++++ Data entries

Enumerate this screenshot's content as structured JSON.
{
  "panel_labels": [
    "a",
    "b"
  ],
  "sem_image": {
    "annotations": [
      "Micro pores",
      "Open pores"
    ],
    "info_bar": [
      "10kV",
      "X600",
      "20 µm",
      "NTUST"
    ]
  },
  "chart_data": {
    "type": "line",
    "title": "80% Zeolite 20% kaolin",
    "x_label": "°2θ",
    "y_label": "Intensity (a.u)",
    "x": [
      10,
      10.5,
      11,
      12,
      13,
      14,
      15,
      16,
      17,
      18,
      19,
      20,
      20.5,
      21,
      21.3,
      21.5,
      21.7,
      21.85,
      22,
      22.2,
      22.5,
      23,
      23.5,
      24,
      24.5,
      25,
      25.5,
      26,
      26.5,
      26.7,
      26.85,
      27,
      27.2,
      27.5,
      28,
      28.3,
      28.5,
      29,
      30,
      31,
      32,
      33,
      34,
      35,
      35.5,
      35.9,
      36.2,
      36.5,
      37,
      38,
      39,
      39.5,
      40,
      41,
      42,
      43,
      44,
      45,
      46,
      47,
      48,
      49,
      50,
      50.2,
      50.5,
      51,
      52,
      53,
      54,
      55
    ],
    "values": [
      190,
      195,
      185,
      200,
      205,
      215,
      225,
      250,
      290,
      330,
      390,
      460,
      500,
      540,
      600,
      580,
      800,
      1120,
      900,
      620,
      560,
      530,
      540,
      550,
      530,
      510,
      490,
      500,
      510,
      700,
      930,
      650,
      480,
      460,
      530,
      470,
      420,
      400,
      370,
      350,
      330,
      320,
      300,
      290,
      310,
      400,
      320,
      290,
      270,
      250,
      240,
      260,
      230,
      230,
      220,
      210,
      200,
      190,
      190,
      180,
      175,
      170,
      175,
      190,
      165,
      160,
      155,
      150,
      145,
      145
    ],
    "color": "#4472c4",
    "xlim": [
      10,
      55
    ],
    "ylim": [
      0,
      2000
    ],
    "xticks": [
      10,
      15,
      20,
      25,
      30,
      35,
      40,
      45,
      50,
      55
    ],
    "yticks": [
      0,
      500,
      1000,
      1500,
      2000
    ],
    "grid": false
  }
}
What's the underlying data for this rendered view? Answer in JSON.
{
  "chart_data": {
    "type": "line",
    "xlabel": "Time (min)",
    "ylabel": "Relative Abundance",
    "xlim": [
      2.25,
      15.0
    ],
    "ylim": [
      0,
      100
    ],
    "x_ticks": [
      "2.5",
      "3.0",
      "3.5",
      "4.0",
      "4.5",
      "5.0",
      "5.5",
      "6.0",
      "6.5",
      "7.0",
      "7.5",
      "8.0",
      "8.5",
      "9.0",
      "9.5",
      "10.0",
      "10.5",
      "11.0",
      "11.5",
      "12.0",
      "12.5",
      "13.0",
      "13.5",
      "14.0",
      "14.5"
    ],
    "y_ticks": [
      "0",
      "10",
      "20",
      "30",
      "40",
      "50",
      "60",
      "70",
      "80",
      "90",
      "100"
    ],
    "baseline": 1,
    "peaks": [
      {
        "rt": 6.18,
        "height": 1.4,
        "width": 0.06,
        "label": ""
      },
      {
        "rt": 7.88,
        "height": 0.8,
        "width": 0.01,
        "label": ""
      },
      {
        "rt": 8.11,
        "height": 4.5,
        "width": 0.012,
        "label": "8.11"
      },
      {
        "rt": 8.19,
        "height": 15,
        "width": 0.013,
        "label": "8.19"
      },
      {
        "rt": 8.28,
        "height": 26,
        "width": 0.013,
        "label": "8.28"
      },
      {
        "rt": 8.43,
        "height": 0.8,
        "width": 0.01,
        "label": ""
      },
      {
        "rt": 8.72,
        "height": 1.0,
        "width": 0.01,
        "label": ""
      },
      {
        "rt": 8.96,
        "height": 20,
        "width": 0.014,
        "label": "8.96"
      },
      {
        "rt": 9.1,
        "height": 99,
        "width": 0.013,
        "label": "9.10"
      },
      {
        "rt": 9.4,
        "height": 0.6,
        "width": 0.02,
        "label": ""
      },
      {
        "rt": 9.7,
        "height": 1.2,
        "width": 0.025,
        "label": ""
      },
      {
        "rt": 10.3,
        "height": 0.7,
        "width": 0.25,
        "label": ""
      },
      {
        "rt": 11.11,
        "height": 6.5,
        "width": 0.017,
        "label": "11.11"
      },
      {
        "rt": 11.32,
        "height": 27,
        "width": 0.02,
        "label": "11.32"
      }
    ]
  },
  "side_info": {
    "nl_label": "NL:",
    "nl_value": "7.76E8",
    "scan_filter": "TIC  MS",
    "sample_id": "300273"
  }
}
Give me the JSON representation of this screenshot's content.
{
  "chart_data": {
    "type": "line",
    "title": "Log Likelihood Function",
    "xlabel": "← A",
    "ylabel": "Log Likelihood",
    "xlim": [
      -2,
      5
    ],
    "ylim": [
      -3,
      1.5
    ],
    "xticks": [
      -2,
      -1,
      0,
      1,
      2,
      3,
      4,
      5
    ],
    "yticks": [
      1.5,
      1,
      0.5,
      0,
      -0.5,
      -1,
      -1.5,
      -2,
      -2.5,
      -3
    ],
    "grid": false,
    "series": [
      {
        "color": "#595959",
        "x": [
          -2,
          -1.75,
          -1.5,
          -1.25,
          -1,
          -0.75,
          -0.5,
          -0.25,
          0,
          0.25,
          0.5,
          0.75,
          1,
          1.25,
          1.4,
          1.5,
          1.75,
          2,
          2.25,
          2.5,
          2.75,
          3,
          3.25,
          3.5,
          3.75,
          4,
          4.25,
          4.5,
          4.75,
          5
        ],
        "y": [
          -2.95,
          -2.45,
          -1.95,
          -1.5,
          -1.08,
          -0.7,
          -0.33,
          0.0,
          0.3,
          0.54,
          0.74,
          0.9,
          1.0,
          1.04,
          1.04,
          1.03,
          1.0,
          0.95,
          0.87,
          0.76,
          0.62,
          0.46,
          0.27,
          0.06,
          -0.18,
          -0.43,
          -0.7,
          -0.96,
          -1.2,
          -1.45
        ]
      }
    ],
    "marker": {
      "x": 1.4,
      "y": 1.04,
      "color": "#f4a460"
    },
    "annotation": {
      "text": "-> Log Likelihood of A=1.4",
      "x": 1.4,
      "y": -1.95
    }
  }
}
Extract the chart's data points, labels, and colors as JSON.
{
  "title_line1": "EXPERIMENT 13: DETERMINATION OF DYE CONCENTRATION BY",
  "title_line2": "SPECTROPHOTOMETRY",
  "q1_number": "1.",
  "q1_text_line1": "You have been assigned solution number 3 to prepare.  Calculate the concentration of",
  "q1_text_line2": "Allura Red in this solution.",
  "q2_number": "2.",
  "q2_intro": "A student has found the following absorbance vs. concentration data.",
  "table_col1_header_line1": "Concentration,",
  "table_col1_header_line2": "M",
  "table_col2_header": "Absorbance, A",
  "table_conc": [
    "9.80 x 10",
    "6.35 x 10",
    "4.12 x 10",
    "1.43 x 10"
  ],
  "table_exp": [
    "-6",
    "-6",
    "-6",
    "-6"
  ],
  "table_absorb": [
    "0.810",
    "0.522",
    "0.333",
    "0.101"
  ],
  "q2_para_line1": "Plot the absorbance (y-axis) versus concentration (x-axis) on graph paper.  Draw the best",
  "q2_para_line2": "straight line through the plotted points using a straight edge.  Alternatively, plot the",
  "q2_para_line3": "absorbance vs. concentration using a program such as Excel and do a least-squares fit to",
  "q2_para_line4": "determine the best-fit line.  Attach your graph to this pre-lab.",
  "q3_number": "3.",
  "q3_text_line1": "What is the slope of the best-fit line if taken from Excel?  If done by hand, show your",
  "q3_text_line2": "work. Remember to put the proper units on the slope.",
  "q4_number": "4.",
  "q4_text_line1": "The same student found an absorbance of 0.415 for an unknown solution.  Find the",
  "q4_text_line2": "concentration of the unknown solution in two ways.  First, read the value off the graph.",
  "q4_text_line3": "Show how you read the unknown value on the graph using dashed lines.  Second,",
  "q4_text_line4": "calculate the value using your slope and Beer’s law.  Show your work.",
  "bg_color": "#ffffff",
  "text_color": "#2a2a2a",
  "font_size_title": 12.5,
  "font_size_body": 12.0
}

++++++++

Copy out every line of the listing that includes the string "Likelihood".

    "title": "Log Likelihood Function",
    "ylabel": "Log Likelihood",
      "text": "-> Log Likelihood of A=1.4",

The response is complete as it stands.